----- Records -----

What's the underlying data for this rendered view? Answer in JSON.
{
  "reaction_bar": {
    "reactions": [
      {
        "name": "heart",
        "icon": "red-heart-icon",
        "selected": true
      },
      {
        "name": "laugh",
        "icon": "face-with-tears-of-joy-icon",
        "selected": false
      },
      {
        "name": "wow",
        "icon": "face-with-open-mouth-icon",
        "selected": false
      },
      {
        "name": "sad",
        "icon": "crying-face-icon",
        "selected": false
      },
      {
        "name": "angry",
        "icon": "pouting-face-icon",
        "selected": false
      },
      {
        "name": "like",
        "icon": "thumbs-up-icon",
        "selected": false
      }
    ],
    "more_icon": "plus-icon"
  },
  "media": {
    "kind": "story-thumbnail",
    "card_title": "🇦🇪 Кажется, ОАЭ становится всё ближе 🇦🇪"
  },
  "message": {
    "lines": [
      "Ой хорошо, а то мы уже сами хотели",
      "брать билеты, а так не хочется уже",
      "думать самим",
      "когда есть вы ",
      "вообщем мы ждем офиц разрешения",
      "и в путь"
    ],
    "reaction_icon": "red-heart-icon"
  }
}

-----

### Goal
Pull every line containing the word "heart" out of the material.

### The answer
        "name": "heart",
        "icon": "red-heart-icon",
    "reaction_icon": "red-heart-icon"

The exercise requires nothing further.